▸ REQUIREMENT
In the listing below, count each line containing "stdl" and answer with the count only.

▸ INFORMATION SUPPLIED
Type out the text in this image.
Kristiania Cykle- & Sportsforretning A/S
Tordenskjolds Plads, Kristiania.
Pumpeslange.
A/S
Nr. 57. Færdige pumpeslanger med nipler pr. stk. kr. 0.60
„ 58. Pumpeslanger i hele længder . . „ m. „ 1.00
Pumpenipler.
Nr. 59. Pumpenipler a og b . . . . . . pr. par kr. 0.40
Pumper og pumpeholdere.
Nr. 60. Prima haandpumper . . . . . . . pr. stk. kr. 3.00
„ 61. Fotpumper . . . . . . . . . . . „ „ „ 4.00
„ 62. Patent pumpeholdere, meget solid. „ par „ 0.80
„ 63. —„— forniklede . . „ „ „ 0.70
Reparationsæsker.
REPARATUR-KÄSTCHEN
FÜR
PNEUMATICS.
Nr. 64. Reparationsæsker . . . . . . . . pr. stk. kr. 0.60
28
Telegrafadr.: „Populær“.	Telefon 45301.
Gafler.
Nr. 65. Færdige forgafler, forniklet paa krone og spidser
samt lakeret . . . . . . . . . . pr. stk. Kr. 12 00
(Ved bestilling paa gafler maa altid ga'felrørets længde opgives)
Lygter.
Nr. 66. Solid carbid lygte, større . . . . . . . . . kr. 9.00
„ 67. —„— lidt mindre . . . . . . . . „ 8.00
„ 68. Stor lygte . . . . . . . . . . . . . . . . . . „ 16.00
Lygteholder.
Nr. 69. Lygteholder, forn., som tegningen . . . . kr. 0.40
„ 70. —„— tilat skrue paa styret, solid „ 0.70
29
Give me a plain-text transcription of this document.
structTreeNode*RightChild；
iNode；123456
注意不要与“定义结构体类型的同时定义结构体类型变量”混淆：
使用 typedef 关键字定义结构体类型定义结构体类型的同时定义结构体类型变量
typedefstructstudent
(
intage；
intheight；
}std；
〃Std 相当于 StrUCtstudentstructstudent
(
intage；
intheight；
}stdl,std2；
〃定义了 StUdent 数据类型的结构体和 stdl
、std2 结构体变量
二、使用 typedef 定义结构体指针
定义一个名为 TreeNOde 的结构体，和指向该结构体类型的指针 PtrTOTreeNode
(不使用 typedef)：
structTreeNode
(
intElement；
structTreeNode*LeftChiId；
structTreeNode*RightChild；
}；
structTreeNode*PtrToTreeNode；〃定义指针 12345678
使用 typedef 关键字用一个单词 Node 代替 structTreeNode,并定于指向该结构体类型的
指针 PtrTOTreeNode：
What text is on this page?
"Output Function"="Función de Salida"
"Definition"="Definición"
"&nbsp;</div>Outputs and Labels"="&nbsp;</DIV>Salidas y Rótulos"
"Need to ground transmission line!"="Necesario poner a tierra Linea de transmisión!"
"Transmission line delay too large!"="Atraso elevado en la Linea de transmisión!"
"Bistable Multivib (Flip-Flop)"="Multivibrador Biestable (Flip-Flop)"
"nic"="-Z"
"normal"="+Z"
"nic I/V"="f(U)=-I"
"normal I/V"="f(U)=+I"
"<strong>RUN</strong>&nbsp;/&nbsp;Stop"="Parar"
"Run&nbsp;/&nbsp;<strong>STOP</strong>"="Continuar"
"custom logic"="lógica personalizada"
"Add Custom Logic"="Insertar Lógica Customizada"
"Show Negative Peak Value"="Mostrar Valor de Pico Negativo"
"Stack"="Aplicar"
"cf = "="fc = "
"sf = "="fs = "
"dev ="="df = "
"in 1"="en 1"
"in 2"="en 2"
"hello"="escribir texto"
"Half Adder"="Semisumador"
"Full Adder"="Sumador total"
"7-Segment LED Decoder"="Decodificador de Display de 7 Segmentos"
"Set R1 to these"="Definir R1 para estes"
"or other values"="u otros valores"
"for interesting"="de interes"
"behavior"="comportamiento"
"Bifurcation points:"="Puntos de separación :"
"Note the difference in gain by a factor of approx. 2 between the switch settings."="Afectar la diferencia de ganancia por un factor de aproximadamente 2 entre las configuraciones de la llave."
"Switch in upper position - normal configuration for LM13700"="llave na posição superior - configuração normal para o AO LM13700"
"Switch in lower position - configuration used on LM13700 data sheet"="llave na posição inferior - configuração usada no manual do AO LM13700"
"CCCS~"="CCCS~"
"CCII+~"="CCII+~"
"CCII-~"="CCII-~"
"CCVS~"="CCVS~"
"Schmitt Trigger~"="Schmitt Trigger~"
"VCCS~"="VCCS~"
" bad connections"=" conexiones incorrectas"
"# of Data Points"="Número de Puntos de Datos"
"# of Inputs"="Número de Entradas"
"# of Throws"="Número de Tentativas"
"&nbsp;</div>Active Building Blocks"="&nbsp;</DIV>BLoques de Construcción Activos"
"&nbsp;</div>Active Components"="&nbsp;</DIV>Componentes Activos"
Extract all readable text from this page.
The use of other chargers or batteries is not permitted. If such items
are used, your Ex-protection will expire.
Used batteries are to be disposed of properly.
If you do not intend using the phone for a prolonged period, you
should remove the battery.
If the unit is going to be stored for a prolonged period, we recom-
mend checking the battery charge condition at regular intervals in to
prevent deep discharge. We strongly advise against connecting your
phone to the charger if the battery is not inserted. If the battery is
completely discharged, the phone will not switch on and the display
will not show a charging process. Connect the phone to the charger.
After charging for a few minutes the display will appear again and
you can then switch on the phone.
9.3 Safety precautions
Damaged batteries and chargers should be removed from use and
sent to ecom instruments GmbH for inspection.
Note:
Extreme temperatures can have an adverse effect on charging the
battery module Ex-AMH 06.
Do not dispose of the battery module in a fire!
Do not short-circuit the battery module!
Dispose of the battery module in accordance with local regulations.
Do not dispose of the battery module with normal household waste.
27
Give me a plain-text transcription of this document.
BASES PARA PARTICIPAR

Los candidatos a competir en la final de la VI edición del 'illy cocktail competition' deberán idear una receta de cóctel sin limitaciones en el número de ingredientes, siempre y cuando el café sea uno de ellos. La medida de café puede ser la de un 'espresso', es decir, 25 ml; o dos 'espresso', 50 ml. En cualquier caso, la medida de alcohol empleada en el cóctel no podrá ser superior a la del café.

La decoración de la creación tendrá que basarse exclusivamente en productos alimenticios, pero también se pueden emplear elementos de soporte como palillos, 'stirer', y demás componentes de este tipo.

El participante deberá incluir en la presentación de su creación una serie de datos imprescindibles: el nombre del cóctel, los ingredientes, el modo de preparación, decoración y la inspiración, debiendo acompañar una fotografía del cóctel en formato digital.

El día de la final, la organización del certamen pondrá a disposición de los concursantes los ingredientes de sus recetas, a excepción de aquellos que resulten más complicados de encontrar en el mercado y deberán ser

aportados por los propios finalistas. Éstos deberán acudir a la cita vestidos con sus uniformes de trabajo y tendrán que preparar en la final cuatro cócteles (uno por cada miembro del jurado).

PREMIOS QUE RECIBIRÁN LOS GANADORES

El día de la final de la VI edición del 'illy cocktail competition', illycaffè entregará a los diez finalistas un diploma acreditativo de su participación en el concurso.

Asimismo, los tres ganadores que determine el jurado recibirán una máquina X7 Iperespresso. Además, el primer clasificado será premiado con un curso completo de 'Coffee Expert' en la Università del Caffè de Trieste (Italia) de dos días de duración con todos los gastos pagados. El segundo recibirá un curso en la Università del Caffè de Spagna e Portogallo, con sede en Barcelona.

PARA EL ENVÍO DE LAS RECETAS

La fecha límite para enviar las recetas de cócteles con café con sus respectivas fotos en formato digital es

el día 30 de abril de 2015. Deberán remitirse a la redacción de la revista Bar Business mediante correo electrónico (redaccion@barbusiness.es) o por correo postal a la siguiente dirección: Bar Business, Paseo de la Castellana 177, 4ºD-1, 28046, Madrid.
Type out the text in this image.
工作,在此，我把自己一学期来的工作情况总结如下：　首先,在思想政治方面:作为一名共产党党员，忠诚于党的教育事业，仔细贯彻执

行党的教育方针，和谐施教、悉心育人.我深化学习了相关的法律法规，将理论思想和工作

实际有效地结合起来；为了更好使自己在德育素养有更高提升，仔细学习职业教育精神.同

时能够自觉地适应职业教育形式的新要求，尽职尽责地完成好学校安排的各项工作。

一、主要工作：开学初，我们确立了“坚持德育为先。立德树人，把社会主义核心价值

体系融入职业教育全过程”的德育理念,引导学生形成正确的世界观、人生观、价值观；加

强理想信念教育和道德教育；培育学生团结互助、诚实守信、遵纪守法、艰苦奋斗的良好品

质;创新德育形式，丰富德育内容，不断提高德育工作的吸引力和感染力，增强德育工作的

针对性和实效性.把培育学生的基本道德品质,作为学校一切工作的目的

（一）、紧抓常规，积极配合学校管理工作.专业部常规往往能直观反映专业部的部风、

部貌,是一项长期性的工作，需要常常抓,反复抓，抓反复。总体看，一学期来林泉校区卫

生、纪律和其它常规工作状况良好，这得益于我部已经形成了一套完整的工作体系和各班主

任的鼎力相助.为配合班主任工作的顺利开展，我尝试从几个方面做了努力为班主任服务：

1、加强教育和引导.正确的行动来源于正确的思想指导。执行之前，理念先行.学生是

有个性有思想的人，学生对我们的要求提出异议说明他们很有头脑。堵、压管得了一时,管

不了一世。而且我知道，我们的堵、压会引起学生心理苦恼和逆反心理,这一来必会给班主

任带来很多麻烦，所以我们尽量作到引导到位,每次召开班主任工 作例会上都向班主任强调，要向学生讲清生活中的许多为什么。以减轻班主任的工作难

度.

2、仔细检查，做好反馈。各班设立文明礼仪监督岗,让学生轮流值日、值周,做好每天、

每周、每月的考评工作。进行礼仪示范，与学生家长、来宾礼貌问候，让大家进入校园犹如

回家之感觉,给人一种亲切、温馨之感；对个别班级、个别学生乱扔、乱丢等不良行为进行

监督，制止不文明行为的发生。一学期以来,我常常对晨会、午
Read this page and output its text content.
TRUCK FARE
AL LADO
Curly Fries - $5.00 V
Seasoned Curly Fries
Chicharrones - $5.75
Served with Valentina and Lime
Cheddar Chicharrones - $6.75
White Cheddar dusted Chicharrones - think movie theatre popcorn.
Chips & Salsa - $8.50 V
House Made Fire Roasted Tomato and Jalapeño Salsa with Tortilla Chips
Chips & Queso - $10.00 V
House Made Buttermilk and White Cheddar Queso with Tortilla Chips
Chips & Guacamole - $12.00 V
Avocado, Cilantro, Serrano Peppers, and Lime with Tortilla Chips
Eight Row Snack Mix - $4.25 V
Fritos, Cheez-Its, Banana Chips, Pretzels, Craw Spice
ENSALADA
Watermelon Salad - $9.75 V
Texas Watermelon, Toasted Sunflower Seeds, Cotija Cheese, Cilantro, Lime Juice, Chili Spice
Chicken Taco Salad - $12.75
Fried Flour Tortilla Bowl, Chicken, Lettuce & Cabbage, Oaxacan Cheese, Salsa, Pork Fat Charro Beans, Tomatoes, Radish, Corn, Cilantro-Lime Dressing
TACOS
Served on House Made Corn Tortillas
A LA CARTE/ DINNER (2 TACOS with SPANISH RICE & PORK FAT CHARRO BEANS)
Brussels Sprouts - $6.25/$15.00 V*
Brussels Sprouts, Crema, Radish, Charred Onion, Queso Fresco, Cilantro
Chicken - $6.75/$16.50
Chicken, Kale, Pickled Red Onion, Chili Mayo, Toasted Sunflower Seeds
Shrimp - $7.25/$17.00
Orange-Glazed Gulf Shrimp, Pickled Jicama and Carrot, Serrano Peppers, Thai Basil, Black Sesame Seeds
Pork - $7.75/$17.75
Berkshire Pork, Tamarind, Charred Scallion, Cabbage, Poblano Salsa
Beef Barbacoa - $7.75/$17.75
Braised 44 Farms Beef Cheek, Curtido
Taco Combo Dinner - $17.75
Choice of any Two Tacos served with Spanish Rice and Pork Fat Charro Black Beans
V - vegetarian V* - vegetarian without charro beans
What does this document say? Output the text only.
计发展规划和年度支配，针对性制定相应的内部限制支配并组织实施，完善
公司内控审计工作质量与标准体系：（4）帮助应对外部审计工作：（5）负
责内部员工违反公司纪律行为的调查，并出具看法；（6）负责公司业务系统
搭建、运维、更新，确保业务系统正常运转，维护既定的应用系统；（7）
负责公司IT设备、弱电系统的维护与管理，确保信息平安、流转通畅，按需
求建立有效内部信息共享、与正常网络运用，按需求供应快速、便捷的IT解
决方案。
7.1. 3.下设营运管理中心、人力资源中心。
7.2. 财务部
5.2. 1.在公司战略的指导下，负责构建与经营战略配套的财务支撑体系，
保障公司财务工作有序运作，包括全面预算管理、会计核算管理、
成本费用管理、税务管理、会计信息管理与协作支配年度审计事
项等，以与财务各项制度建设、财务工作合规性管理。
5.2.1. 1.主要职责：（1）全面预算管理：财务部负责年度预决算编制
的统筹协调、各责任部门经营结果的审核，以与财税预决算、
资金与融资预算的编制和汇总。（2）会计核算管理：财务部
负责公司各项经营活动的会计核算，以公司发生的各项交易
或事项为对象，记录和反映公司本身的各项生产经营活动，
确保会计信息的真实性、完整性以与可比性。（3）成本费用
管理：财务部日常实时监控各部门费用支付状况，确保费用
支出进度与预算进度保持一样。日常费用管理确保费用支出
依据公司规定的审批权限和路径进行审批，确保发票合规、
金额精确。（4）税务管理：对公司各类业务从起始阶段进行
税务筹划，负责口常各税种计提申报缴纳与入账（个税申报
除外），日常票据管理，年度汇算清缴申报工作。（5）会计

▸ RESPONSE
2